**SUPPLIED RECORDS:**

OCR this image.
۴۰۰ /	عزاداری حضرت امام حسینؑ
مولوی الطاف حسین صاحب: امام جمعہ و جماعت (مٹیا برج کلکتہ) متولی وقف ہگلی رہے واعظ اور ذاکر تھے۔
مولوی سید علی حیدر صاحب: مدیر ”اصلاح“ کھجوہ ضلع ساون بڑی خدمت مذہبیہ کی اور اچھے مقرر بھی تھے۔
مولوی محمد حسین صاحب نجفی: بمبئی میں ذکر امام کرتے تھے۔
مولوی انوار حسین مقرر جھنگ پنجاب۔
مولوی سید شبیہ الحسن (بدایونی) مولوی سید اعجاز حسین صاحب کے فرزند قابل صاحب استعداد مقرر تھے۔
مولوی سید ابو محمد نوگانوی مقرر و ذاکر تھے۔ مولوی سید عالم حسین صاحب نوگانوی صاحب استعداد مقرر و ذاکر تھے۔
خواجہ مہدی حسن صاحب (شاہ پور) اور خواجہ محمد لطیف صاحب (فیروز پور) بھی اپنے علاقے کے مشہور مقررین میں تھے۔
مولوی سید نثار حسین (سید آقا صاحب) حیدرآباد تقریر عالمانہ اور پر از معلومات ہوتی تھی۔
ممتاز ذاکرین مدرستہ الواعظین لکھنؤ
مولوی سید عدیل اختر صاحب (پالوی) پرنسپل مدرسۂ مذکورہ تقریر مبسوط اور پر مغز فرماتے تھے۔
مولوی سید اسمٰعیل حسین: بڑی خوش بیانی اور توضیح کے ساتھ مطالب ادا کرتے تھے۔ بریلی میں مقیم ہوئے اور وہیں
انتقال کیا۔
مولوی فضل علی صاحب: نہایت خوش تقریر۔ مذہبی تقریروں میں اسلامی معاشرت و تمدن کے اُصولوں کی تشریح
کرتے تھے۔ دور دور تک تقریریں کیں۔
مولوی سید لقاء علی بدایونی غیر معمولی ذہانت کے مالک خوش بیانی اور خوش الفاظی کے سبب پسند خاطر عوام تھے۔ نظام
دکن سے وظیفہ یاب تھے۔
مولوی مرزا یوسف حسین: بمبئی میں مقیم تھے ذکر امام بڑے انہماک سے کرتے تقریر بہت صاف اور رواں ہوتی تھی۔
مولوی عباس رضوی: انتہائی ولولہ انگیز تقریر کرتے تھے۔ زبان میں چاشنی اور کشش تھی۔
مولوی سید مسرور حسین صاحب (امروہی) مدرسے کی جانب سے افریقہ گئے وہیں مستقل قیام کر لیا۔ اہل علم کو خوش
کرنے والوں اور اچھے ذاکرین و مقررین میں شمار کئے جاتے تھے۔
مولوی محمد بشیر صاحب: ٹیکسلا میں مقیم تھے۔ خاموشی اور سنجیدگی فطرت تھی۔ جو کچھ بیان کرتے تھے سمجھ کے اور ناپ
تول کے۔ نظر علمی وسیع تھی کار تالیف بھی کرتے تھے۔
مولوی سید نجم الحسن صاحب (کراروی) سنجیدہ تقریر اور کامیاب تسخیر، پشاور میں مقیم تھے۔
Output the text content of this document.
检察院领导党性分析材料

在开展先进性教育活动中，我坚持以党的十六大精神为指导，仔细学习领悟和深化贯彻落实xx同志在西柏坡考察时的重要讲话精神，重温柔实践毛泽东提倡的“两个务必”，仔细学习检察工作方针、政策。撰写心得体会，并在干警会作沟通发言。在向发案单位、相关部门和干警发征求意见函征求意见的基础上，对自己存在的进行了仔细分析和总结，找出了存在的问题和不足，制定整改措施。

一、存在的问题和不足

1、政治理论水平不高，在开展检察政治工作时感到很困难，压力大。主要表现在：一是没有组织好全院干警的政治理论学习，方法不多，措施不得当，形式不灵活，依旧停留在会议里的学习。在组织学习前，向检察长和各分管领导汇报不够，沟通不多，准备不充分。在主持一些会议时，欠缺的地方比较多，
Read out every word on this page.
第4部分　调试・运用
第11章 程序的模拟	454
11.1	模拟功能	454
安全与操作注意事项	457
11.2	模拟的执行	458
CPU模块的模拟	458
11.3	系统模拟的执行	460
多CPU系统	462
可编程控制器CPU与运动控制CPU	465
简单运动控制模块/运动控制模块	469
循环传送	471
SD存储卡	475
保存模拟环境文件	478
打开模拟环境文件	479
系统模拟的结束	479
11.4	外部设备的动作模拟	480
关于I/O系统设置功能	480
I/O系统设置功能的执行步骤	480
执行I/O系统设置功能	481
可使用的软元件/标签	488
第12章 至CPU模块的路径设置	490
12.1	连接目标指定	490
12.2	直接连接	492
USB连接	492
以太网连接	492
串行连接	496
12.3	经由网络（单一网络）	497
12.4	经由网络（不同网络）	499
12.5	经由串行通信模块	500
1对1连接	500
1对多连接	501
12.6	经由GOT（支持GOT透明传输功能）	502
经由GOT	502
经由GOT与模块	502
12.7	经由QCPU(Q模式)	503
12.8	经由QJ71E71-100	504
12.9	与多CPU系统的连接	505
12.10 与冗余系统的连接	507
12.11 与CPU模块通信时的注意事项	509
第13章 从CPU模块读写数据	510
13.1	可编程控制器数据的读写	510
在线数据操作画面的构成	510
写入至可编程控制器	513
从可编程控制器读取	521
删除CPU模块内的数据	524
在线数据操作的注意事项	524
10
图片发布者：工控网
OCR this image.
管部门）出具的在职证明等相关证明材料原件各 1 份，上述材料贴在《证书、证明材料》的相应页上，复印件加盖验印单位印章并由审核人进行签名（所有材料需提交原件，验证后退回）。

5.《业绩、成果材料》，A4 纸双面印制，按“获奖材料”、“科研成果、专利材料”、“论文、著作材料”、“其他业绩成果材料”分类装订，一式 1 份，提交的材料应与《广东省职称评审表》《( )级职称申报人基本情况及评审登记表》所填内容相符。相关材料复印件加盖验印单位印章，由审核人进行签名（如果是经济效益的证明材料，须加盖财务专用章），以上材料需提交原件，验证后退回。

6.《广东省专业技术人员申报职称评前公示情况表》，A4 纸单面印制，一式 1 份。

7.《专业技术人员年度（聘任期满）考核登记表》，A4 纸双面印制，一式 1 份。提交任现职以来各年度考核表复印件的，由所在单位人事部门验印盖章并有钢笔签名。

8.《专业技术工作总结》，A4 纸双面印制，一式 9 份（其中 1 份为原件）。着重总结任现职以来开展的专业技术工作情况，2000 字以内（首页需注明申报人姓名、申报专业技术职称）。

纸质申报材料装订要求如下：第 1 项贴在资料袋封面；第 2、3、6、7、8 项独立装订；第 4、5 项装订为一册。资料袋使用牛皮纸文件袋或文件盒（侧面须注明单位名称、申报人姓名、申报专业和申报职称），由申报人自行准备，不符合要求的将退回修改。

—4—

**EXERCISE DETAILS:** Using the data above, print every record exactly as shown.

**ANSWER FOR THIS EXERCISE:**
OCR this image.
۴۰۰ /	عزاداری حضرت امام حسینؑ
مولوی الطاف حسین صاحب: امام جمعہ و جماعت (مٹیا برج کلکتہ) متولی وقف ہگلی رہے واعظ اور ذاکر تھے۔
مولوی سید علی حیدر صاحب: مدیر ”اصلاح“ کھجوہ ضلع ساون بڑی خدمت مذہبیہ کی اور اچھے مقرر بھی تھے۔
مولوی محمد حسین صاحب نجفی: بمبئی میں ذکر امام کرتے تھے۔
مولوی انوار حسین مقرر جھنگ پنجاب۔
مولوی سید شبیہ الحسن (بدایونی) مولوی سید اعجاز حسین صاحب کے فرزند قابل صاحب استعداد مقرر تھے۔
مولوی سید ابو محمد نوگانوی مقرر و ذاکر تھے۔ مولوی سید عالم حسین صاحب نوگانوی صاحب استعداد مقرر و ذاکر تھے۔
خواجہ مہدی حسن صاحب (شاہ پور) اور خواجہ محمد لطیف صاحب (فیروز پور) بھی اپنے علاقے کے مشہور مقررین میں تھے۔
مولوی سید نثار حسین (سید آقا صاحب) حیدرآباد تقریر عالمانہ اور پر از معلومات ہوتی تھی۔
ممتاز ذاکرین مدرستہ الواعظین لکھنؤ
مولوی سید عدیل اختر صاحب (پالوی) پرنسپل مدرسۂ مذکورہ تقریر مبسوط اور پر مغز فرماتے تھے۔
مولوی سید اسمٰعیل حسین: بڑی خوش بیانی اور توضیح کے ساتھ مطالب ادا کرتے تھے۔ بریلی میں مقیم ہوئے اور وہیں
انتقال کیا۔
مولوی فضل علی صاحب: نہایت خوش تقریر۔ مذہبی تقریروں میں اسلامی معاشرت و تمدن کے اُصولوں کی تشریح
کرتے تھے۔ دور دور تک تقریریں کیں۔
مولوی سید لقاء علی بدایونی غیر معمولی ذہانت کے مالک خوش بیانی اور خوش الفاظی کے سبب پسند خاطر عوام تھے۔ نظام
دکن سے وظیفہ یاب تھے۔
مولوی مرزا یوسف حسین: بمبئی میں مقیم تھے ذکر امام بڑے انہماک سے کرتے تقریر بہت صاف اور رواں ہوتی تھی۔
مولوی عباس رضوی: انتہائی ولولہ انگیز تقریر کرتے تھے۔ زبان میں چاشنی اور کشش تھی۔
مولوی سید مسرور حسین صاحب (امروہی) مدرسے کی جانب سے افریقہ گئے وہیں مستقل قیام کر لیا۔ اہل علم کو خوش
کرنے والوں اور اچھے ذاکرین و مقررین میں شمار کئے جاتے تھے۔
مولوی محمد بشیر صاحب: ٹیکسلا میں مقیم تھے۔ خاموشی اور سنجیدگی فطرت تھی۔ جو کچھ بیان کرتے تھے سمجھ کے اور ناپ
تول کے۔ نظر علمی وسیع تھی کار تالیف بھی کرتے تھے۔
مولوی سید نجم الحسن صاحب (کراروی) سنجیدہ تقریر اور کامیاب تسخیر، پشاور میں مقیم تھے۔
Output the text content of this document.
检察院领导党性分析材料

在开展先进性教育活动中，我坚持以党的十六大精神为指导，仔细学习领悟和深化贯彻落实xx同志在西柏坡考察时的重要讲话精神，重温柔实践毛泽东提倡的“两个务必”，仔细学习检察工作方针、政策。撰写心得体会，并在干警会作沟通发言。在向发案单位、相关部门和干警发征求意见函征求意见的基础上，对自己存在的进行了仔细分析和总结，找出了存在的问题和不足，制定整改措施。

一、存在的问题和不足

1、政治理论水平不高，在开展检察政治工作时感到很困难，压力大。主要表现在：一是没有组织好全院干警的政治理论学习，方法不多，措施不得当，形式不灵活，依旧停留在会议里的学习。在组织学习前，向检察长和各分管领导汇报不够，沟通不多，准备不充分。在主持一些会议时，欠缺的地方比较多，
Read out every word on this page.
第4部分　调试・运用
第11章 程序的模拟	454
11.1	模拟功能	454
安全与操作注意事项	457
11.2	模拟的执行	458
CPU模块的模拟	458
11.3	系统模拟的执行	460
多CPU系统	462
可编程控制器CPU与运动控制CPU	465
简单运动控制模块/运动控制模块	469
循环传送	471
SD存储卡	475
保存模拟环境文件	478
打开模拟环境文件	479
系统模拟的结束	479
11.4	外部设备的动作模拟	480
关于I/O系统设置功能	480
I/O系统设置功能的执行步骤	480
执行I/O系统设置功能	481
可使用的软元件/标签	488
第12章 至CPU模块的路径设置	490
12.1	连接目标指定	490
12.2	直接连接	492
USB连接	492
以太网连接	492
串行连接	496
12.3	经由网络（单一网络）	497
12.4	经由网络（不同网络）	499
12.5	经由串行通信模块	500
1对1连接	500
1对多连接	501
12.6	经由GOT（支持GOT透明传输功能）	502
经由GOT	502
经由GOT与模块	502
12.7	经由QCPU(Q模式)	503
12.8	经由QJ71E71-100	504
12.9	与多CPU系统的连接	505
12.10 与冗余系统的连接	507
12.11 与CPU模块通信时的注意事项	509
第13章 从CPU模块读写数据	510
13.1	可编程控制器数据的读写	510
在线数据操作画面的构成	510
写入至可编程控制器	513
从可编程控制器读取	521
删除CPU模块内的数据	524
在线数据操作的注意事项	524
10
图片发布者：工控网
OCR this image.
管部门）出具的在职证明等相关证明材料原件各 1 份，上述材料贴在《证书、证明材料》的相应页上，复印件加盖验印单位印章并由审核人进行签名（所有材料需提交原件，验证后退回）。

5.《业绩、成果材料》，A4 纸双面印制，按“获奖材料”、“科研成果、专利材料”、“论文、著作材料”、“其他业绩成果材料”分类装订，一式 1 份，提交的材料应与《广东省职称评审表》《( )级职称申报人基本情况及评审登记表》所填内容相符。相关材料复印件加盖验印单位印章，由审核人进行签名（如果是经济效益的证明材料，须加盖财务专用章），以上材料需提交原件，验证后退回。

6.《广东省专业技术人员申报职称评前公示情况表》，A4 纸单面印制，一式 1 份。

7.《专业技术人员年度（聘任期满）考核登记表》，A4 纸双面印制，一式 1 份。提交任现职以来各年度考核表复印件的，由所在单位人事部门验印盖章并有钢笔签名。

8.《专业技术工作总结》，A4 纸双面印制，一式 9 份（其中 1 份为原件）。着重总结任现职以来开展的专业技术工作情况，2000 字以内（首页需注明申报人姓名、申报专业技术职称）。

纸质申报材料装订要求如下：第 1 项贴在资料袋封面；第 2、3、6、7、8 项独立装订；第 4、5 项装订为一册。资料袋使用牛皮纸文件袋或文件盒（侧面须注明单位名称、申报人姓名、申报专业和申报职称），由申报人自行准备，不符合要求的将退回修改。

—4—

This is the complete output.